Recorded data
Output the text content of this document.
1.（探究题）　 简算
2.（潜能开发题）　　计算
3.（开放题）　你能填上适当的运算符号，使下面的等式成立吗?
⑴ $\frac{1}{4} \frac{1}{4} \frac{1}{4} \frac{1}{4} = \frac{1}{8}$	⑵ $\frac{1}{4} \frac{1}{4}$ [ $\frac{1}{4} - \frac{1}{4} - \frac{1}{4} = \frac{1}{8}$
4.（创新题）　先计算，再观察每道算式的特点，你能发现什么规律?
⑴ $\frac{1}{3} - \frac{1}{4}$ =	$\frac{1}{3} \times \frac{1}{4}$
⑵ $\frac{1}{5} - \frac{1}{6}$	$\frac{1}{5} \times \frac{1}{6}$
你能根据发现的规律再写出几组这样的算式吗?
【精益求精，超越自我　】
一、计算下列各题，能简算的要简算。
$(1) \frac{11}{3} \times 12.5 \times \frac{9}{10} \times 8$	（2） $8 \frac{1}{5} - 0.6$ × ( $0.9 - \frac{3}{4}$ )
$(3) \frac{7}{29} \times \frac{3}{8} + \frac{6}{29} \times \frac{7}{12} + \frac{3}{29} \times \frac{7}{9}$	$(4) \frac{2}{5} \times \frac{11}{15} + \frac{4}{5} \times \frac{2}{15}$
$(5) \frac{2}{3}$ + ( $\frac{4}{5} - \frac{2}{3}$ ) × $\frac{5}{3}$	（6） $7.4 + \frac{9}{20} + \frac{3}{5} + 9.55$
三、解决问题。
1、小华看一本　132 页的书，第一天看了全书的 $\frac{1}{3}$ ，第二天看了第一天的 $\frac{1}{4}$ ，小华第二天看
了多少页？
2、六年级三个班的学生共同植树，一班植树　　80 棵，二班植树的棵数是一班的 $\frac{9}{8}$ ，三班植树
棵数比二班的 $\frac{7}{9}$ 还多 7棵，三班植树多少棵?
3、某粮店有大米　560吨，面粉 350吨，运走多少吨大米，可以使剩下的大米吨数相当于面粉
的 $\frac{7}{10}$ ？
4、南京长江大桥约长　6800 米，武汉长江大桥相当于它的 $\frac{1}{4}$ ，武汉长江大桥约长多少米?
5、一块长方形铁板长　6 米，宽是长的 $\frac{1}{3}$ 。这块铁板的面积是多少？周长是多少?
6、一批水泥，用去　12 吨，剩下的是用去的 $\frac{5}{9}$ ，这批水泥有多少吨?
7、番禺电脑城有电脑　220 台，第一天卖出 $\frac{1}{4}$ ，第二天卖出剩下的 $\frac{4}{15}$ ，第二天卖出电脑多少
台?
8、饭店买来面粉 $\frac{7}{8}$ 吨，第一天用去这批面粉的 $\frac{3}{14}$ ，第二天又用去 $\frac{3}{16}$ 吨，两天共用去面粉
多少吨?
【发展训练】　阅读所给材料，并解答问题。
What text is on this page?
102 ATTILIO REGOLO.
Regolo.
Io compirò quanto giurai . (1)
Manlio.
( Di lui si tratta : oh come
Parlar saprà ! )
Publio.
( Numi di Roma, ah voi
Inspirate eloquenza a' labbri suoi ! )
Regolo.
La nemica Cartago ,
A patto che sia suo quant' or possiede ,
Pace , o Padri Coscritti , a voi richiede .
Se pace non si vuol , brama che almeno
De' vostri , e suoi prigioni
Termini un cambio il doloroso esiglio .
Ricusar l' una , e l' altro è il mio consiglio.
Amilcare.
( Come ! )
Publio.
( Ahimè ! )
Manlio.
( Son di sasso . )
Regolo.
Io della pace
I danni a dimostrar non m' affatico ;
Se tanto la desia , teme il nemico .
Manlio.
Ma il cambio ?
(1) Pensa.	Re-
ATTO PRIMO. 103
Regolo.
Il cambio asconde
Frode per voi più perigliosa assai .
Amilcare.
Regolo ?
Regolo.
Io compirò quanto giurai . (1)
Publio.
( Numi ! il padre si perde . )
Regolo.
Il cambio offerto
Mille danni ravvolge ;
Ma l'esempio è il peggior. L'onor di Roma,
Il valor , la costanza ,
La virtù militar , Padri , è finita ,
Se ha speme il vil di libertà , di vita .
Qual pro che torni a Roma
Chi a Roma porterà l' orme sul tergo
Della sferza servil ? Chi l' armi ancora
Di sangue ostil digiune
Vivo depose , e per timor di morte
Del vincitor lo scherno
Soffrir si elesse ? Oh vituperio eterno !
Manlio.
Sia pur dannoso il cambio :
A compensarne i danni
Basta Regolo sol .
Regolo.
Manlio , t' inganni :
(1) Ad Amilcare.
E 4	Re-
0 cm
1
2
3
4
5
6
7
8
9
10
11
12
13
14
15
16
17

Direction:
For this exercise, please retype exactly the lines in the listing from the line with "What text is on this page?" through its last line, both ends included.

Result of the exercise:
What text is on this page?
102 ATTILIO REGOLO.
Regolo.
Io compirò quanto giurai . (1)
Manlio.
( Di lui si tratta : oh come
Parlar saprà ! )
Publio.
( Numi di Roma, ah voi
Inspirate eloquenza a' labbri suoi ! )
Regolo.
La nemica Cartago ,
A patto che sia suo quant' or possiede ,
Pace , o Padri Coscritti , a voi richiede .
Se pace non si vuol , brama che almeno
De' vostri , e suoi prigioni
Termini un cambio il doloroso esiglio .
Ricusar l' una , e l' altro è il mio consiglio.
Amilcare.
( Come ! )
Publio.
( Ahimè ! )
Manlio.
( Son di sasso . )
Regolo.
Io della pace
I danni a dimostrar non m' affatico ;
Se tanto la desia , teme il nemico .
Manlio.
Ma il cambio ?
(1) Pensa.	Re-
ATTO PRIMO. 103
Regolo.
Il cambio asconde
Frode per voi più perigliosa assai .
Amilcare.
Regolo ?
Regolo.
Io compirò quanto giurai . (1)
Publio.
( Numi ! il padre si perde . )
Regolo.
Il cambio offerto
Mille danni ravvolge ;
Ma l'esempio è il peggior. L'onor di Roma,
Il valor , la costanza ,
La virtù militar , Padri , è finita ,
Se ha speme il vil di libertà , di vita .
Qual pro che torni a Roma
Chi a Roma porterà l' orme sul tergo
Della sferza servil ? Chi l' armi ancora
Di sangue ostil digiune
Vivo depose , e per timor di morte
Del vincitor lo scherno
Soffrir si elesse ? Oh vituperio eterno !
Manlio.
Sia pur dannoso il cambio :
A compensarne i danni
Basta Regolo sol .
Regolo.
Manlio , t' inganni :
(1) Ad Amilcare.
E 4	Re-
0 cm
1
2
3
4
5
6
7
8
9
10
11
12
13
14
15
16
17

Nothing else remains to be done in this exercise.